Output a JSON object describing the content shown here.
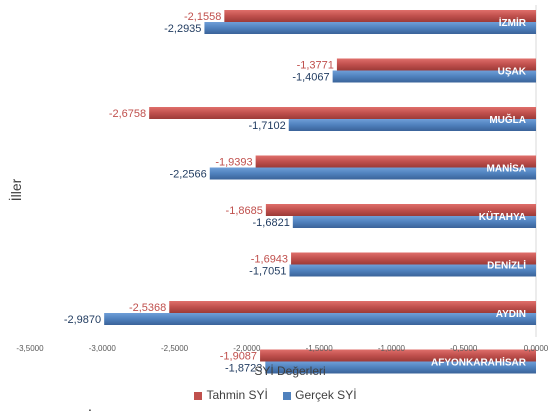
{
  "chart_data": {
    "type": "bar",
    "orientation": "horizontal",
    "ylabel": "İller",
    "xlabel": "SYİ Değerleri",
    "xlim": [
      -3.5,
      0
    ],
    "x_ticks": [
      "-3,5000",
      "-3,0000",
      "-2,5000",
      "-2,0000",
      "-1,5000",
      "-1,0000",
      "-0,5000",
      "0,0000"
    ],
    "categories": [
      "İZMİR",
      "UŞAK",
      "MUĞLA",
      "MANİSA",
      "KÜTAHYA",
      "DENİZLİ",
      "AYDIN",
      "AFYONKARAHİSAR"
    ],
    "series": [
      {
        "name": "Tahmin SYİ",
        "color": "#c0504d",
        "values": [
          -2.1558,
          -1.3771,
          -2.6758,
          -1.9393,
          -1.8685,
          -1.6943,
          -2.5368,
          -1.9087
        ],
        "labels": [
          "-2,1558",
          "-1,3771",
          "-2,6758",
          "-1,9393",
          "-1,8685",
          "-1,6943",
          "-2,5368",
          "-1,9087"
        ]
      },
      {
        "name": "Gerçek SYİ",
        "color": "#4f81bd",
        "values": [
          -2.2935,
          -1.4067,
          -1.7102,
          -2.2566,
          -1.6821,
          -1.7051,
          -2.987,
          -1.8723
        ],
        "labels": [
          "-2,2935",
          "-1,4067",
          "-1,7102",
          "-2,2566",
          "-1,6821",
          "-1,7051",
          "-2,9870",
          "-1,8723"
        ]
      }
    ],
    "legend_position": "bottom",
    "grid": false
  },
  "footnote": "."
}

• _INSTRUCTIONS FOR THE TASK_
Repeat each record exactly as shown above, dropping all images.

• _WRITTEN SOLUTION_
Output a JSON object describing the content shown here.
{
  "chart_data": {
    "type": "bar",
    "orientation": "horizontal",
    "ylabel": "İller",
    "xlabel": "SYİ Değerleri",
    "xlim": [
      -3.5,
      0
    ],
    "x_ticks": [
      "-3,5000",
      "-3,0000",
      "-2,5000",
      "-2,0000",
      "-1,5000",
      "-1,0000",
      "-0,5000",
      "0,0000"
    ],
    "categories": [
      "İZMİR",
      "UŞAK",
      "MUĞLA",
      "MANİSA",
      "KÜTAHYA",
      "DENİZLİ",
      "AYDIN",
      "AFYONKARAHİSAR"
    ],
    "series": [
      {
        "name": "Tahmin SYİ",
        "color": "#c0504d",
        "values": [
          -2.1558,
          -1.3771,
          -2.6758,
          -1.9393,
          -1.8685,
          -1.6943,
          -2.5368,
          -1.9087
        ],
        "labels": [
          "-2,1558",
          "-1,3771",
          "-2,6758",
          "-1,9393",
          "-1,8685",
          "-1,6943",
          "-2,5368",
          "-1,9087"
        ]
      },
      {
        "name": "Gerçek SYİ",
        "color": "#4f81bd",
        "values": [
          -2.2935,
          -1.4067,
          -1.7102,
          -2.2566,
          -1.6821,
          -1.7051,
          -2.987,
          -1.8723
        ],
        "labels": [
          "-2,2935",
          "-1,4067",
          "-1,7102",
          "-2,2566",
          "-1,6821",
          "-1,7051",
          "-2,9870",
          "-1,8723"
        ]
      }
    ],
    "legend_position": "bottom",
    "grid": false
  },
  "footnote": "."
}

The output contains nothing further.